What this task involves: Can you output the records below exactly as they are written?

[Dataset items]
····················
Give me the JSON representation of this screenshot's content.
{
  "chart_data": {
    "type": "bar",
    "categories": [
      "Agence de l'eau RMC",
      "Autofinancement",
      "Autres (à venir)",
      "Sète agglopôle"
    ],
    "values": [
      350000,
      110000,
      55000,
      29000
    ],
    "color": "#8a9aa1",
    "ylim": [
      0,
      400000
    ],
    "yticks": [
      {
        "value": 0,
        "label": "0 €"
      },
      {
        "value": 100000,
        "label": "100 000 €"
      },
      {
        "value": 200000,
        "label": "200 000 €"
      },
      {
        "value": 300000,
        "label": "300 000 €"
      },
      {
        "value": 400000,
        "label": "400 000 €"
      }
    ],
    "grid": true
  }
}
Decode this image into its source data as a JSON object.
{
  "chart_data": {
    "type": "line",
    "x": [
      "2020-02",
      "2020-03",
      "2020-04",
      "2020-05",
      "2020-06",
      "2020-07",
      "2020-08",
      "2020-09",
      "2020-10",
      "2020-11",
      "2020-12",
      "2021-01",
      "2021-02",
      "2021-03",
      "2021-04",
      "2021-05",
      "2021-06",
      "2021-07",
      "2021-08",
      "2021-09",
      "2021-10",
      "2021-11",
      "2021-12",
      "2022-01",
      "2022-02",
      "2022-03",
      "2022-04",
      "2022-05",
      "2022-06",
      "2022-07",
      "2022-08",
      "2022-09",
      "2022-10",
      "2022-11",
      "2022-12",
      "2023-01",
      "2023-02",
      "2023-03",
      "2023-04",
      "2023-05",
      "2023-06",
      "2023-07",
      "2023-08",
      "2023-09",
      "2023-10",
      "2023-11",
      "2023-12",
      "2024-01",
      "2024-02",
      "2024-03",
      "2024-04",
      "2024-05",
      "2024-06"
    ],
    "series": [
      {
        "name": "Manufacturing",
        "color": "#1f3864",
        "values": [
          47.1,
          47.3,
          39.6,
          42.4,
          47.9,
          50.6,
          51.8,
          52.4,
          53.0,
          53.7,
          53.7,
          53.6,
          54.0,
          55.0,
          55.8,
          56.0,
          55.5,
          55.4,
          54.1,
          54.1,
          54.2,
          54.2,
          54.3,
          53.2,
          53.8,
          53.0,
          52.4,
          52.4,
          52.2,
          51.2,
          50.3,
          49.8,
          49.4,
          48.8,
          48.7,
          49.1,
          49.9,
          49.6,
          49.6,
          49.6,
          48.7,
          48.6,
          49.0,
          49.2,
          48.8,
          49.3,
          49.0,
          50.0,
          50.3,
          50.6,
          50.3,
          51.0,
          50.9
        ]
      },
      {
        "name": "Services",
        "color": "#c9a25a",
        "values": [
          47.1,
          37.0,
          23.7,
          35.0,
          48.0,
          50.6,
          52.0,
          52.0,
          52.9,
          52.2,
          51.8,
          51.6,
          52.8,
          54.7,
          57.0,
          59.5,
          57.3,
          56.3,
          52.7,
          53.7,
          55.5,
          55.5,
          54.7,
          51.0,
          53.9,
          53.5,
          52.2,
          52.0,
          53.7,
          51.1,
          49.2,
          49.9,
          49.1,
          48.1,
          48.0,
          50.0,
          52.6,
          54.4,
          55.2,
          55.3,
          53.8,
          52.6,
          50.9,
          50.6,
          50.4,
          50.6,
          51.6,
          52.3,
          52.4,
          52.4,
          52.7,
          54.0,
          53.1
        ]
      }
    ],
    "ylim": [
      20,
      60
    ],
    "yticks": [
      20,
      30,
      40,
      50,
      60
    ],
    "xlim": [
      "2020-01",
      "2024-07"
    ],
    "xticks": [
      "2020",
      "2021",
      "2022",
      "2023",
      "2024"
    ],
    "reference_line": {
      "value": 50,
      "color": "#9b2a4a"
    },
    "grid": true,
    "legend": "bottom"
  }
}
····················
Answer:
Give me the JSON representation of this screenshot's content.
{
  "chart_data": {
    "type": "bar",
    "categories": [
      "Agence de l'eau RMC",
      "Autofinancement",
      "Autres (à venir)",
      "Sète agglopôle"
    ],
    "values": [
      350000,
      110000,
      55000,
      29000
    ],
    "color": "#8a9aa1",
    "ylim": [
      0,
      400000
    ],
    "yticks": [
      {
        "value": 0,
        "label": "0 €"
      },
      {
        "value": 100000,
        "label": "100 000 €"
      },
      {
        "value": 200000,
        "label": "200 000 €"
      },
      {
        "value": 300000,
        "label": "300 000 €"
      },
      {
        "value": 400000,
        "label": "400 000 €"
      }
    ],
    "grid": true
  }
}
Decode this image into its source data as a JSON object.
{
  "chart_data": {
    "type": "line",
    "x": [
      "2020-02",
      "2020-03",
      "2020-04",
      "2020-05",
      "2020-06",
      "2020-07",
      "2020-08",
      "2020-09",
      "2020-10",
      "2020-11",
      "2020-12",
      "2021-01",
      "2021-02",
      "2021-03",
      "2021-04",
      "2021-05",
      "2021-06",
      "2021-07",
      "2021-08",
      "2021-09",
      "2021-10",
      "2021-11",
      "2021-12",
      "2022-01",
      "2022-02",
      "2022-03",
      "2022-04",
      "2022-05",
      "2022-06",
      "2022-07",
      "2022-08",
      "2022-09",
      "2022-10",
      "2022-11",
      "2022-12",
      "2023-01",
      "2023-02",
      "2023-03",
      "2023-04",
      "2023-05",
      "2023-06",
      "2023-07",
      "2023-08",
      "2023-09",
      "2023-10",
      "2023-11",
      "2023-12",
      "2024-01",
      "2024-02",
      "2024-03",
      "2024-04",
      "2024-05",
      "2024-06"
    ],
    "series": [
      {
        "name": "Manufacturing",
        "color": "#1f3864",
        "values": [
          47.1,
          47.3,
          39.6,
          42.4,
          47.9,
          50.6,
          51.8,
          52.4,
          53.0,
          53.7,
          53.7,
          53.6,
          54.0,
          55.0,
          55.8,
          56.0,
          55.5,
          55.4,
          54.1,
          54.1,
          54.2,
          54.2,
          54.3,
          53.2,
          53.8,
          53.0,
          52.4,
          52.4,
          52.2,
          51.2,
          50.3,
          49.8,
          49.4,
          48.8,
          48.7,
          49.1,
          49.9,
          49.6,
          49.6,
          49.6,
          48.7,
          48.6,
          49.0,
          49.2,
          48.8,
          49.3,
          49.0,
          50.0,
          50.3,
          50.6,
          50.3,
          51.0,
          50.9
        ]
      },
      {
        "name": "Services",
        "color": "#c9a25a",
        "values": [
          47.1,
          37.0,
          23.7,
          35.0,
          48.0,
          50.6,
          52.0,
          52.0,
          52.9,
          52.2,
          51.8,
          51.6,
          52.8,
          54.7,
          57.0,
          59.5,
          57.3,
          56.3,
          52.7,
          53.7,
          55.5,
          55.5,
          54.7,
          51.0,
          53.9,
          53.5,
          52.2,
          52.0,
          53.7,
          51.1,
          49.2,
          49.9,
          49.1,
          48.1,
          48.0,
          50.0,
          52.6,
          54.4,
          55.2,
          55.3,
          53.8,
          52.6,
          50.9,
          50.6,
          50.4,
          50.6,
          51.6,
          52.3,
          52.4,
          52.4,
          52.7,
          54.0,
          53.1
        ]
      }
    ],
    "ylim": [
      20,
      60
    ],
    "yticks": [
      20,
      30,
      40,
      50,
      60
    ],
    "xlim": [
      "2020-01",
      "2024-07"
    ],
    "xticks": [
      "2020",
      "2021",
      "2022",
      "2023",
      "2024"
    ],
    "reference_line": {
      "value": 50,
      "color": "#9b2a4a"
    },
    "grid": true,
    "legend": "bottom"
  }
}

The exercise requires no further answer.